Goal:
Transcribe the lines below verbatim, skipping the images.

------ Recorded data

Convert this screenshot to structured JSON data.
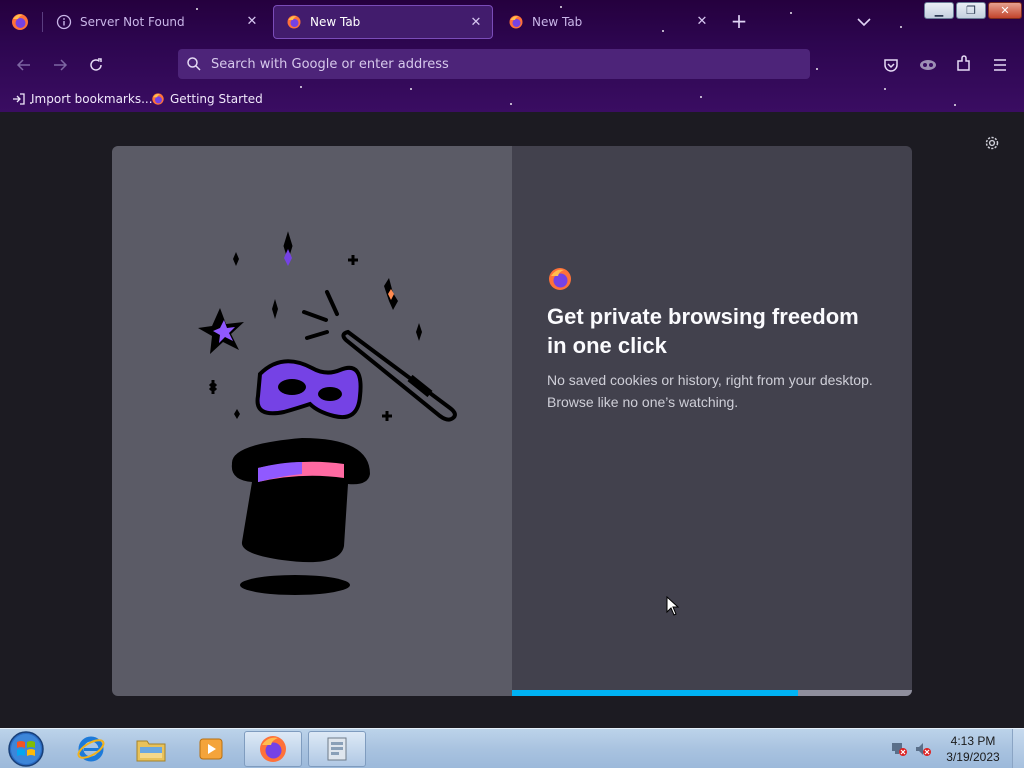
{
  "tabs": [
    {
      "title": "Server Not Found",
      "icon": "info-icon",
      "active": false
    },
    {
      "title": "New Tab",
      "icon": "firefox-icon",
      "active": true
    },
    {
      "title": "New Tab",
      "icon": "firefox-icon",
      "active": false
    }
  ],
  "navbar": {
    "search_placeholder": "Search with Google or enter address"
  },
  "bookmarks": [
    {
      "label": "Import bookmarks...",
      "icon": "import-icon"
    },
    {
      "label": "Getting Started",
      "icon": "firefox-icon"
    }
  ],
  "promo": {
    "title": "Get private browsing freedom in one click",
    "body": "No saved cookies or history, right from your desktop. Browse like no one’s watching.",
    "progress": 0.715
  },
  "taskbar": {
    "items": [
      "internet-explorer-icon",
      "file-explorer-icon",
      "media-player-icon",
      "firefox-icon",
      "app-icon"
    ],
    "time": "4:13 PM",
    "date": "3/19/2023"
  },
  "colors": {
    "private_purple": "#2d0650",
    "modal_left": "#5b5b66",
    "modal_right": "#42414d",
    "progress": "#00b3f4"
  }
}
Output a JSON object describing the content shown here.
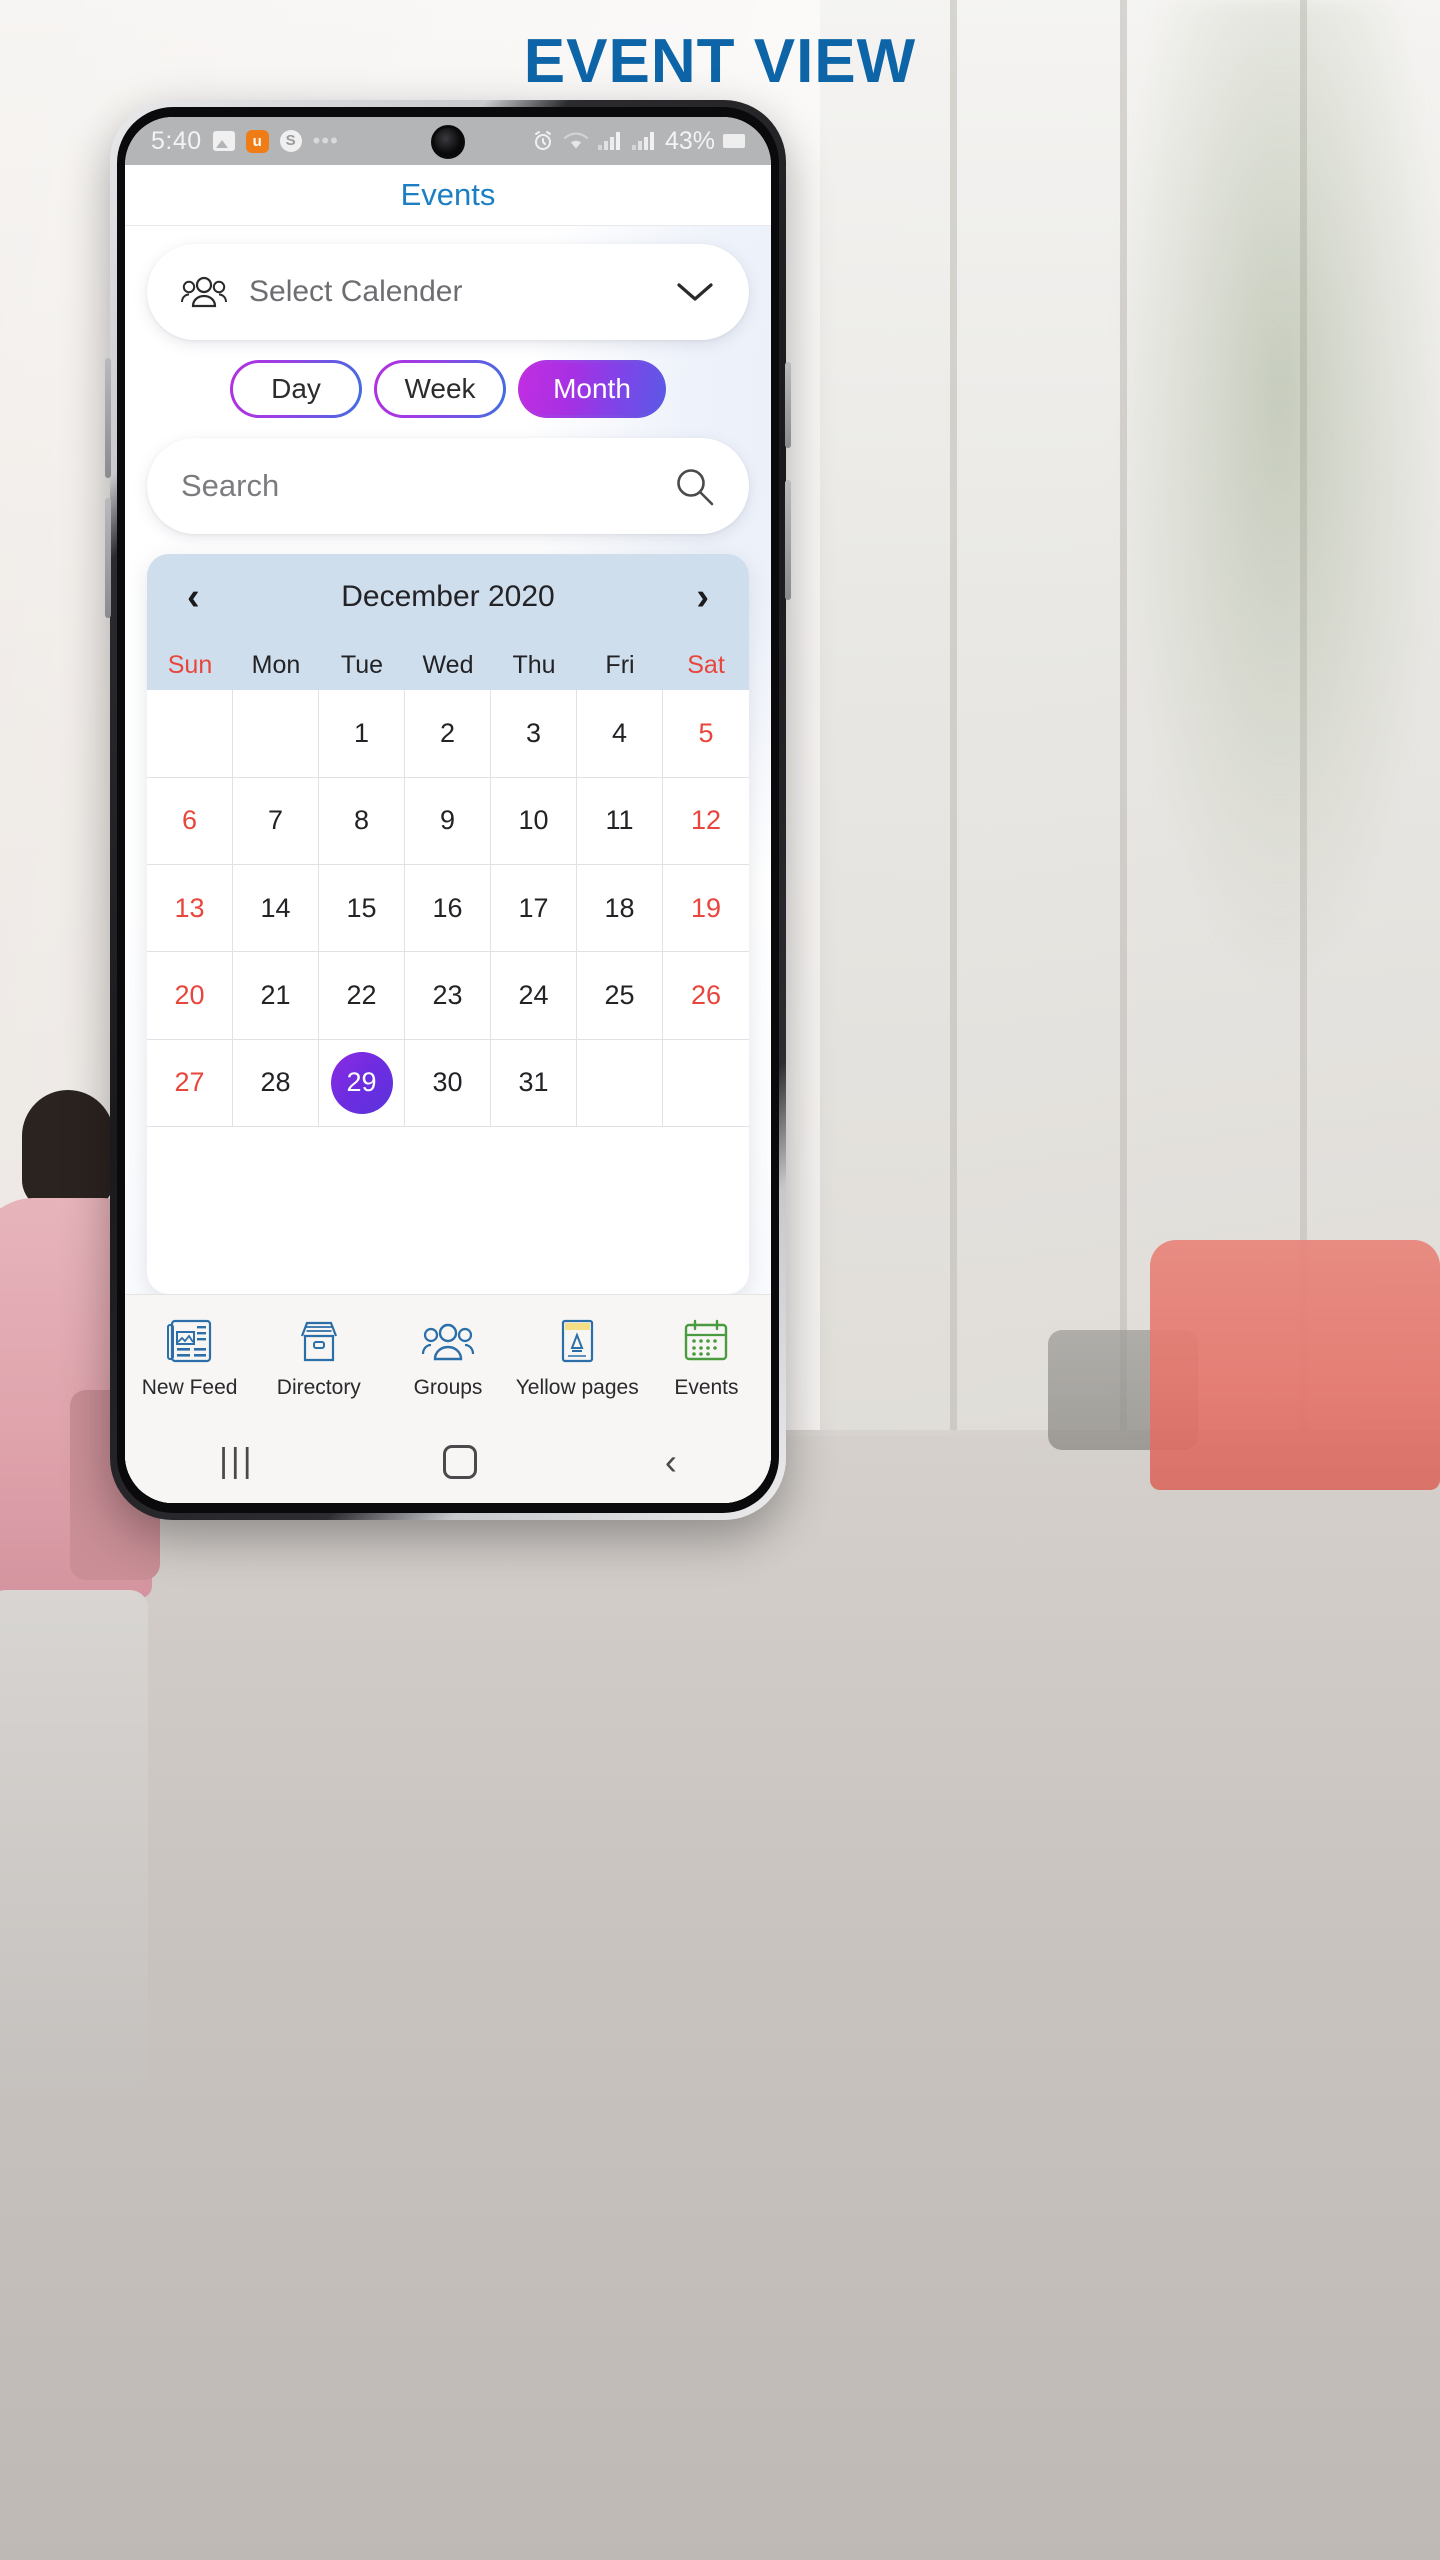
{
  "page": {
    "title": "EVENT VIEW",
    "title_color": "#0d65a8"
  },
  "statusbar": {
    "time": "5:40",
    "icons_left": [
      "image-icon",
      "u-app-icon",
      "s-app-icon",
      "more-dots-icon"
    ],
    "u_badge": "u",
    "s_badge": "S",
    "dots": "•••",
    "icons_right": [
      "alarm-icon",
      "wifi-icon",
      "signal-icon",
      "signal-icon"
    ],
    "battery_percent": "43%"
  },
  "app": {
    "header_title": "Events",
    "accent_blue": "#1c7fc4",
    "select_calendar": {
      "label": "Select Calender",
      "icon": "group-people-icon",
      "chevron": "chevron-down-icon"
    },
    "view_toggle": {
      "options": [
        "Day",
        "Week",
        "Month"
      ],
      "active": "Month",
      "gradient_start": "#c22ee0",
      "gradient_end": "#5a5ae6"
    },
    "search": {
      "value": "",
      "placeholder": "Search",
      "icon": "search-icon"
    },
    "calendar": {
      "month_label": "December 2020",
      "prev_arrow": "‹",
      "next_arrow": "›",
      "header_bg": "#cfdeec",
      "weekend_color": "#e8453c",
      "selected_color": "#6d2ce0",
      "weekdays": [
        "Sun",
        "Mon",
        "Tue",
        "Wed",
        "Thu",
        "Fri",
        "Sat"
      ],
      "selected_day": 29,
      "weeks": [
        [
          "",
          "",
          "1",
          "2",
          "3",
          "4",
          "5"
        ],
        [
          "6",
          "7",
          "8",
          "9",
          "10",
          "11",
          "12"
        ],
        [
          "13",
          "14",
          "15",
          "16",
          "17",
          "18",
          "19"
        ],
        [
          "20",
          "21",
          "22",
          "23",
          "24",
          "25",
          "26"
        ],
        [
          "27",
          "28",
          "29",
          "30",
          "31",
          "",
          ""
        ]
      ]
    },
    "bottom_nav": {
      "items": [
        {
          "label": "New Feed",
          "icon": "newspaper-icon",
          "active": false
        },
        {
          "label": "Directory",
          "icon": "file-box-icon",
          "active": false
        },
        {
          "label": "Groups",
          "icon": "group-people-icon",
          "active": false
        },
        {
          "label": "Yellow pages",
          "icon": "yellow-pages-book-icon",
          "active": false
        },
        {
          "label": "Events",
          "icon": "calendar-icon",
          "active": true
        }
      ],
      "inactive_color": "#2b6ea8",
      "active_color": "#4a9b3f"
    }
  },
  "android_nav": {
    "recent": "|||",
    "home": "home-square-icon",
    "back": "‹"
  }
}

------------

Exercise output:
Convert this screenshot to structured JSON data.
{
  "tabs": [
    {
      "title": "Server Not Found",
      "icon": "info-icon",
      "active": false
    },
    {
      "title": "New Tab",
      "icon": "firefox-icon",
      "active": true
    },
    {
      "title": "New Tab",
      "icon": "firefox-icon",
      "active": false
    }
  ],
  "navbar": {
    "search_placeholder": "Search with Google or enter address"
  },
  "bookmarks": [
    {
      "label": "Import bookmarks...",
      "icon": "import-icon"
    },
    {
      "label": "Getting Started",
      "icon": "firefox-icon"
    }
  ],
  "promo": {
    "title": "Get private browsing freedom in one click",
    "body": "No saved cookies or history, right from your desktop. Browse like no one’s watching.",
    "progress": 0.715
  },
  "taskbar": {
    "items": [
      "internet-explorer-icon",
      "file-explorer-icon",
      "media-player-icon",
      "firefox-icon",
      "app-icon"
    ],
    "time": "4:13 PM",
    "date": "3/19/2023"
  },
  "colors": {
    "private_purple": "#2d0650",
    "modal_left": "#5b5b66",
    "modal_right": "#42414d",
    "progress": "#00b3f4"
  }
}
Output a JSON object describing the content shown here.
{
  "page": {
    "title": "EVENT VIEW",
    "title_color": "#0d65a8"
  },
  "statusbar": {
    "time": "5:40",
    "icons_left": [
      "image-icon",
      "u-app-icon",
      "s-app-icon",
      "more-dots-icon"
    ],
    "u_badge": "u",
    "s_badge": "S",
    "dots": "•••",
    "icons_right": [
      "alarm-icon",
      "wifi-icon",
      "signal-icon",
      "signal-icon"
    ],
    "battery_percent": "43%"
  },
  "app": {
    "header_title": "Events",
    "accent_blue": "#1c7fc4",
    "select_calendar": {
      "label": "Select Calender",
      "icon": "group-people-icon",
      "chevron": "chevron-down-icon"
    },
    "view_toggle": {
      "options": [
        "Day",
        "Week",
        "Month"
      ],
      "active": "Month",
      "gradient_start": "#c22ee0",
      "gradient_end": "#5a5ae6"
    },
    "search": {
      "value": "",
      "placeholder": "Search",
      "icon": "search-icon"
    },
    "calendar": {
      "month_label": "December 2020",
      "prev_arrow": "‹",
      "next_arrow": "›",
      "header_bg": "#cfdeec",
      "weekend_color": "#e8453c",
      "selected_color": "#6d2ce0",
      "weekdays": [
        "Sun",
        "Mon",
        "Tue",
        "Wed",
        "Thu",
        "Fri",
        "Sat"
      ],
      "selected_day": 29,
      "weeks": [
        [
          "",
          "",
          "1",
          "2",
          "3",
          "4",
          "5"
        ],
        [
          "6",
          "7",
          "8",
          "9",
          "10",
          "11",
          "12"
        ],
        [
          "13",
          "14",
          "15",
          "16",
          "17",
          "18",
          "19"
        ],
        [
          "20",
          "21",
          "22",
          "23",
          "24",
          "25",
          "26"
        ],
        [
          "27",
          "28",
          "29",
          "30",
          "31",
          "",
          ""
        ]
      ]
    },
    "bottom_nav": {
      "items": [
        {
          "label": "New Feed",
          "icon": "newspaper-icon",
          "active": false
        },
        {
          "label": "Directory",
          "icon": "file-box-icon",
          "active": false
        },
        {
          "label": "Groups",
          "icon": "group-people-icon",
          "active": false
        },
        {
          "label": "Yellow pages",
          "icon": "yellow-pages-book-icon",
          "active": false
        },
        {
          "label": "Events",
          "icon": "calendar-icon",
          "active": true
        }
      ],
      "inactive_color": "#2b6ea8",
      "active_color": "#4a9b3f"
    }
  },
  "android_nav": {
    "recent": "|||",
    "home": "home-square-icon",
    "back": "‹"
  }
}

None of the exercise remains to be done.